Extract all lines containing "بتاريخ".

___ Working data

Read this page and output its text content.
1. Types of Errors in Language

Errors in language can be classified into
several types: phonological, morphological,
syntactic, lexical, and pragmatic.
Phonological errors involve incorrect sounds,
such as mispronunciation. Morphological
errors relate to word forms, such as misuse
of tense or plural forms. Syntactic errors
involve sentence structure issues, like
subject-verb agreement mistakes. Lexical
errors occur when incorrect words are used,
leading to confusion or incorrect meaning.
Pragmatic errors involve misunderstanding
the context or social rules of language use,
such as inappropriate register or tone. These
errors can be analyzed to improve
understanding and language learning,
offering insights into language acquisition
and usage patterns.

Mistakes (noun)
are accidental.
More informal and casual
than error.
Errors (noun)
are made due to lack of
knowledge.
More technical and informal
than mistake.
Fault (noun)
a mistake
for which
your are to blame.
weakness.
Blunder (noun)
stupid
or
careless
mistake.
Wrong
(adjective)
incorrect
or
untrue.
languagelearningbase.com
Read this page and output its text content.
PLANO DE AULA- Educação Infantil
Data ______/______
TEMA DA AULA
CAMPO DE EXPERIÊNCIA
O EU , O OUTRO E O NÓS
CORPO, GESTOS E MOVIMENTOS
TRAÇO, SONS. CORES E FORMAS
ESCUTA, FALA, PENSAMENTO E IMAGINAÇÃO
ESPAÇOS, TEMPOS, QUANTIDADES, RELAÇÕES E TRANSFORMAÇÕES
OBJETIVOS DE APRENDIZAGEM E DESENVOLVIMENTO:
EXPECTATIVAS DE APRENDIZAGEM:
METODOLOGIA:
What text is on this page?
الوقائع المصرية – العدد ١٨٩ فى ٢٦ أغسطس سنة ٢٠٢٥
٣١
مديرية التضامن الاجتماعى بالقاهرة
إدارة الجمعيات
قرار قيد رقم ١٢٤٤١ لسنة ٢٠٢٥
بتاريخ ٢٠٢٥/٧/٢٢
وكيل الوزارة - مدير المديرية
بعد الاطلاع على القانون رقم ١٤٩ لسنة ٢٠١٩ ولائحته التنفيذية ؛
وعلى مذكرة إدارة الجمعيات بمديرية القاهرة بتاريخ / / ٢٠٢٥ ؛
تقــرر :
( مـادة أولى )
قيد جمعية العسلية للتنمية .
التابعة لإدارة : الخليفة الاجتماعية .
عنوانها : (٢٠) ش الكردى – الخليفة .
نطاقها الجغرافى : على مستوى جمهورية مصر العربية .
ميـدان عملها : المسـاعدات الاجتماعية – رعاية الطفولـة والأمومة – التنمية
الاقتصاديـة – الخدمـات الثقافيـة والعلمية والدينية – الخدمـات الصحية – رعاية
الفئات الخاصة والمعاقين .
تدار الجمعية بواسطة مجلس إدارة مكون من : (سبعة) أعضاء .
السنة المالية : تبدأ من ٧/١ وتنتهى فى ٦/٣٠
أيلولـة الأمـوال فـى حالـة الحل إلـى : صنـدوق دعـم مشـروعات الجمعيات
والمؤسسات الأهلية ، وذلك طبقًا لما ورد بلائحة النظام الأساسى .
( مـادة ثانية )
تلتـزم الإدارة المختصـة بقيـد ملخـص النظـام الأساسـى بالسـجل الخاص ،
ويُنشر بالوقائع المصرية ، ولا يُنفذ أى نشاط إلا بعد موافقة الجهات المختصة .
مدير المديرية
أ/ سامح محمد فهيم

______

Output for this task:
بتاريخ ٢٠٢٥/٧/٢٢
وعلى مذكرة إدارة الجمعيات بمديرية القاهرة بتاريخ / / ٢٠٢٥ ؛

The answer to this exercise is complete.